» STATED GOAL
Go through the data below. List every line that holds the word "color".

-- start of MATERIAL --

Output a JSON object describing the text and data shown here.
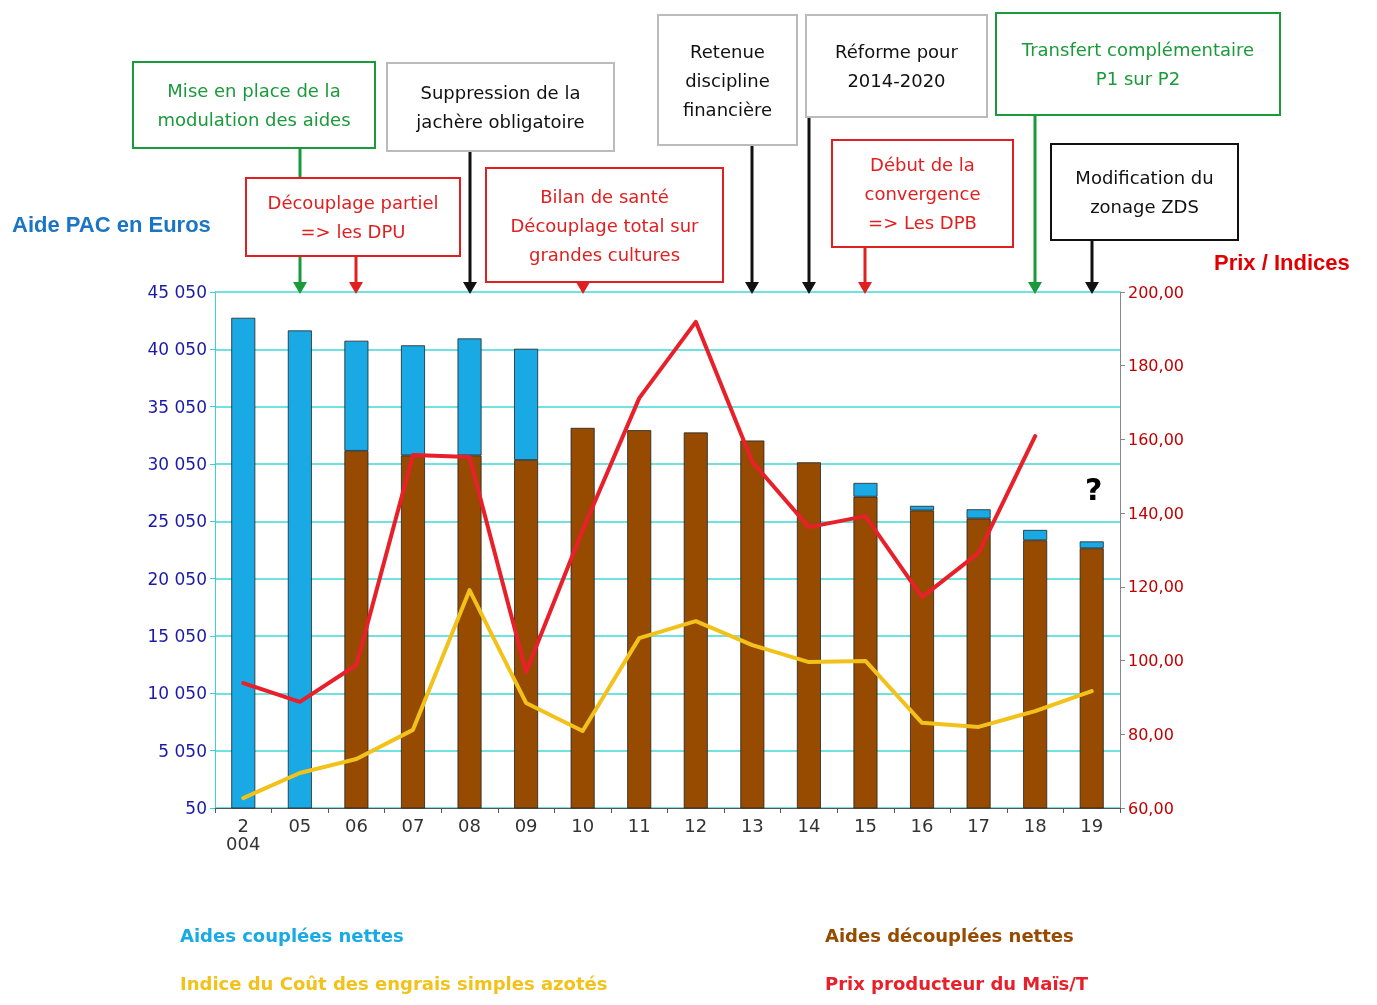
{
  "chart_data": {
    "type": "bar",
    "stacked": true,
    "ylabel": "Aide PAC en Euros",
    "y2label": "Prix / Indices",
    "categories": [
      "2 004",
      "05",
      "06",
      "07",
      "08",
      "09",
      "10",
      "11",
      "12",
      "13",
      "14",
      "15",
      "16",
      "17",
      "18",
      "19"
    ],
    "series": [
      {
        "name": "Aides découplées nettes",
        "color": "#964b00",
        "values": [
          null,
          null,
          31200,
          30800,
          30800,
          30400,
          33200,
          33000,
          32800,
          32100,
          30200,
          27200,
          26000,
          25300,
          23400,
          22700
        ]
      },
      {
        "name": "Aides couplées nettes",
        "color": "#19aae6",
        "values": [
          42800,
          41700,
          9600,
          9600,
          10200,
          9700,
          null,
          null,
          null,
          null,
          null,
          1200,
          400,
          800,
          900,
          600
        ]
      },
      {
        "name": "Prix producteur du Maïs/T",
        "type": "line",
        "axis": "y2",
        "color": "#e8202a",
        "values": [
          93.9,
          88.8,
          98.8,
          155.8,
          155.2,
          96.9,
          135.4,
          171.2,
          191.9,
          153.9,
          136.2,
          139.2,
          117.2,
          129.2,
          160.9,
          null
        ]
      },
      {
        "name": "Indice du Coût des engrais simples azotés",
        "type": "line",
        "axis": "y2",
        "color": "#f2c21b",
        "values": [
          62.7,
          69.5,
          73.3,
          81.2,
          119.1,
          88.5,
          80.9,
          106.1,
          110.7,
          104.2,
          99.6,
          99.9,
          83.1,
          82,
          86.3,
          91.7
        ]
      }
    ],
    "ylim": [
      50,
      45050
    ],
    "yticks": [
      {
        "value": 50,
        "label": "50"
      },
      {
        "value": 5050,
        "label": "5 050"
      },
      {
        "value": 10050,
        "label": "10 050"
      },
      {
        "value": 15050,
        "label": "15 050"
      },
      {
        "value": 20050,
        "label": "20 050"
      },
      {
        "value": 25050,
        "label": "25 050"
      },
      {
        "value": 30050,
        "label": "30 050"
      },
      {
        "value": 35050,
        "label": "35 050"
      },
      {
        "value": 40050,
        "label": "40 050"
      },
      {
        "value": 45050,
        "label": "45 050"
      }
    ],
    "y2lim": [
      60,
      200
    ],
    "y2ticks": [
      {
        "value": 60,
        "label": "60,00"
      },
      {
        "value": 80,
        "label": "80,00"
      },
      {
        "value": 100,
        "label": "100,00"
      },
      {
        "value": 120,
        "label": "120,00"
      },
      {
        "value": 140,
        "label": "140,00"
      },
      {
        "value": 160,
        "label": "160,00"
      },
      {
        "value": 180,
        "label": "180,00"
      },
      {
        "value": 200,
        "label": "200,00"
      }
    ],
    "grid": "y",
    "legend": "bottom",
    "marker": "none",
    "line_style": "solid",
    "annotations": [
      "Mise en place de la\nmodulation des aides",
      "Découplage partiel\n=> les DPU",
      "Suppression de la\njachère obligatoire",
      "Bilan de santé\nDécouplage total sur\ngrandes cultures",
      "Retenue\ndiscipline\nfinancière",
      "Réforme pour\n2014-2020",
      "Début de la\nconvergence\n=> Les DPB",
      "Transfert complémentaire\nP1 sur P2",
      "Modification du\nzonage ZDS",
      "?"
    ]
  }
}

-- end of MATERIAL --
-- start of MATERIAL --

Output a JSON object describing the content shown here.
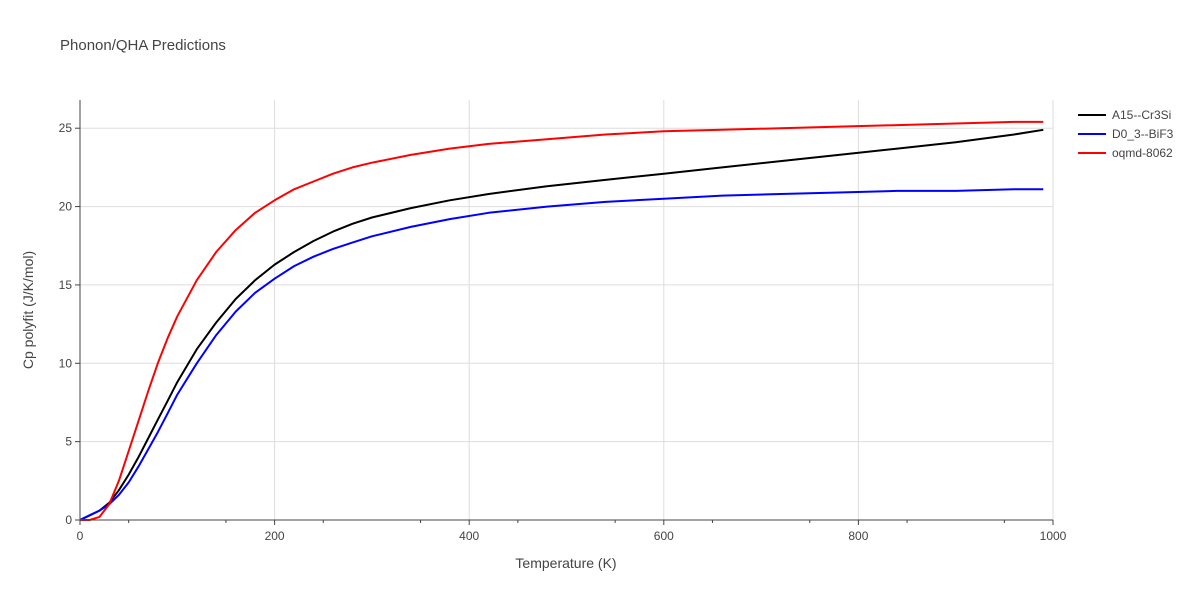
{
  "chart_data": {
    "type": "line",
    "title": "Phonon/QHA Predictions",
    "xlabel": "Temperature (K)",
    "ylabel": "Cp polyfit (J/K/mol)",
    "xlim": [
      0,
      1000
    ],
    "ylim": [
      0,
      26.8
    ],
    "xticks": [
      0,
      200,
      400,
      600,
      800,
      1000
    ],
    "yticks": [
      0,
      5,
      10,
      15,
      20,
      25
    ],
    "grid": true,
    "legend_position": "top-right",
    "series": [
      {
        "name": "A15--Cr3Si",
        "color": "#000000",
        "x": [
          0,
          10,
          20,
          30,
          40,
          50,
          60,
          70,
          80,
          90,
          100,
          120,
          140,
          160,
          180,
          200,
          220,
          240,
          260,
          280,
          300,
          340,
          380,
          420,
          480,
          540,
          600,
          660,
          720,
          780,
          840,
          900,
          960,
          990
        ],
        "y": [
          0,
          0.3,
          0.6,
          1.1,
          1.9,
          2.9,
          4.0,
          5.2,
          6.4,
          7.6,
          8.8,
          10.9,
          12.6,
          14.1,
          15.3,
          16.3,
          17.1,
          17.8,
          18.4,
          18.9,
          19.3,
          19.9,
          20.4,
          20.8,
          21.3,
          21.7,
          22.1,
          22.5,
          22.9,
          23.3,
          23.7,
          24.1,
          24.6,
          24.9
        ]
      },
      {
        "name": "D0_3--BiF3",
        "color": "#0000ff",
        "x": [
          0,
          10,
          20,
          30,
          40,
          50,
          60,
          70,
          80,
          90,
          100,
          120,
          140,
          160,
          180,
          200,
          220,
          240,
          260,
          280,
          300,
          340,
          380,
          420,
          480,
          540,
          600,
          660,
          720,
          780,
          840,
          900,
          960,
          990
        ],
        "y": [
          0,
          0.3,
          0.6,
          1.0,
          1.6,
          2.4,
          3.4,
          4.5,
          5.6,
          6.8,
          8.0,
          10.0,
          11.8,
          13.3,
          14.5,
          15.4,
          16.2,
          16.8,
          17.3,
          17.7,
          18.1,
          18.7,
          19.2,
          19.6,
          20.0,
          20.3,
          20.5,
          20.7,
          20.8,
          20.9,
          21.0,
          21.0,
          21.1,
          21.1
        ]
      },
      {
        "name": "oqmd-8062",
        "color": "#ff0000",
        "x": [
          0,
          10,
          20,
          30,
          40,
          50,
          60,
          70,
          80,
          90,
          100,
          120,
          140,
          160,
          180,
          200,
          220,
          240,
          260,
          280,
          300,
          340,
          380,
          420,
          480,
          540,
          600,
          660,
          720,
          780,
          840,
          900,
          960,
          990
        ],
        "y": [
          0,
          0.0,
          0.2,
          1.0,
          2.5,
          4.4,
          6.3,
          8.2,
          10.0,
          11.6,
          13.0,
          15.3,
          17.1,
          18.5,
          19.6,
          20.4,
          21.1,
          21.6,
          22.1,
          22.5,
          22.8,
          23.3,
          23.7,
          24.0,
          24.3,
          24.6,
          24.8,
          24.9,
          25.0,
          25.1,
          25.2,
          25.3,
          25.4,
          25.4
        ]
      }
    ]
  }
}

-- end of MATERIAL --
-- start of MATERIAL --

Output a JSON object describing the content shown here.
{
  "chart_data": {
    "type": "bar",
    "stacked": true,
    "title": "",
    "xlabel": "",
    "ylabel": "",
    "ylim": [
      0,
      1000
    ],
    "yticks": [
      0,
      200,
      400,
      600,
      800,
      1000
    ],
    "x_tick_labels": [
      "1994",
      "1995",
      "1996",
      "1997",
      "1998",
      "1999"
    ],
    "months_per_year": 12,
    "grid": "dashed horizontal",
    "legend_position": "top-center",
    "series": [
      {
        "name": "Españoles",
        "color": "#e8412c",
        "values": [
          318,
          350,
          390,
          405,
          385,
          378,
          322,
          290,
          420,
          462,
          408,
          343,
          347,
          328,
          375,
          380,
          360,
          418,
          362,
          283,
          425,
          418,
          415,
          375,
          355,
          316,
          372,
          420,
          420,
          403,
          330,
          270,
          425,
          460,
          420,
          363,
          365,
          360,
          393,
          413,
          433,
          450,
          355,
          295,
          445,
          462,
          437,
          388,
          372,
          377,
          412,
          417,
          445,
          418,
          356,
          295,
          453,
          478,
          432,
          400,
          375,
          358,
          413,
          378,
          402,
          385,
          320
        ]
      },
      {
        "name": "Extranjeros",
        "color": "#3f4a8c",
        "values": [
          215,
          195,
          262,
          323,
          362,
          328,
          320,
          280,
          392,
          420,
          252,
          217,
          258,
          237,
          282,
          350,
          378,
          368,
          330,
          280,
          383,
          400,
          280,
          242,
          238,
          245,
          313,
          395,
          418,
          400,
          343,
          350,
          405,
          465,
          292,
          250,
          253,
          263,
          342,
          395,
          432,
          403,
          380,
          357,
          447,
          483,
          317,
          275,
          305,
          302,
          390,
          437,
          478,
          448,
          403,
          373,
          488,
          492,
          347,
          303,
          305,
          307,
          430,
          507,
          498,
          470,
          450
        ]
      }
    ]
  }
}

-- end of MATERIAL --

» RIGHT ANSWER
        "color": "#964b00",
        "color": "#19aae6",
        "color": "#e8202a",
        "color": "#f2c21b",
        "color": "#000000",
        "color": "#0000ff",
        "color": "#ff0000",
        "color": "#e8412c",
        "color": "#3f4a8c",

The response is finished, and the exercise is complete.